What you will do: Return each line containing "заявилъ".

Data supplied:
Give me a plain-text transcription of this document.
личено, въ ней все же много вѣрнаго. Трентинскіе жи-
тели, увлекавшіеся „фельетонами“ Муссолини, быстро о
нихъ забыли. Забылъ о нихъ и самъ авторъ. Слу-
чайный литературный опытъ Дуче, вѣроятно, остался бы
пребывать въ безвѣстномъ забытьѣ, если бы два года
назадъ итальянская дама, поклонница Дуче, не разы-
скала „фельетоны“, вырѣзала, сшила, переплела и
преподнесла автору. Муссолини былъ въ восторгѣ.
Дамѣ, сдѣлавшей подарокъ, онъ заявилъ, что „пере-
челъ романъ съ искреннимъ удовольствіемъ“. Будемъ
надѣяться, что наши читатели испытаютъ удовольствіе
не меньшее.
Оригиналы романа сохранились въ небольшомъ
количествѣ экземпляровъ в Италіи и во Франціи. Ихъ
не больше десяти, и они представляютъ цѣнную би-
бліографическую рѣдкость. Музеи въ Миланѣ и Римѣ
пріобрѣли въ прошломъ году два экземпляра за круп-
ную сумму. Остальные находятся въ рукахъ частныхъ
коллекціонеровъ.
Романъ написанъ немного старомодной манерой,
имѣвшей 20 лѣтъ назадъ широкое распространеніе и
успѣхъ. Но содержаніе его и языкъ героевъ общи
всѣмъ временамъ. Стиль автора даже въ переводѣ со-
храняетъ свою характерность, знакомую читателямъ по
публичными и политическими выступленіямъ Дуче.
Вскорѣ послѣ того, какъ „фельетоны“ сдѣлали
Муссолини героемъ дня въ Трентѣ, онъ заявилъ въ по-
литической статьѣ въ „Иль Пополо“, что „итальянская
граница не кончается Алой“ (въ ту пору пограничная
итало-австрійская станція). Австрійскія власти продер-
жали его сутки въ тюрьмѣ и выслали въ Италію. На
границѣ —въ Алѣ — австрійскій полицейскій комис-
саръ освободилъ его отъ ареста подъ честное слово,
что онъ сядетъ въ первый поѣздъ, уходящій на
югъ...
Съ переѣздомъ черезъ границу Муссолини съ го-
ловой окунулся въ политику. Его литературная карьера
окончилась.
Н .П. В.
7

Right answer:
Дамѣ, сдѣлавшей подарокъ, онъ заявилъ, что „пере-
Муссолини героемъ дня въ Трентѣ, онъ заявилъ въ по-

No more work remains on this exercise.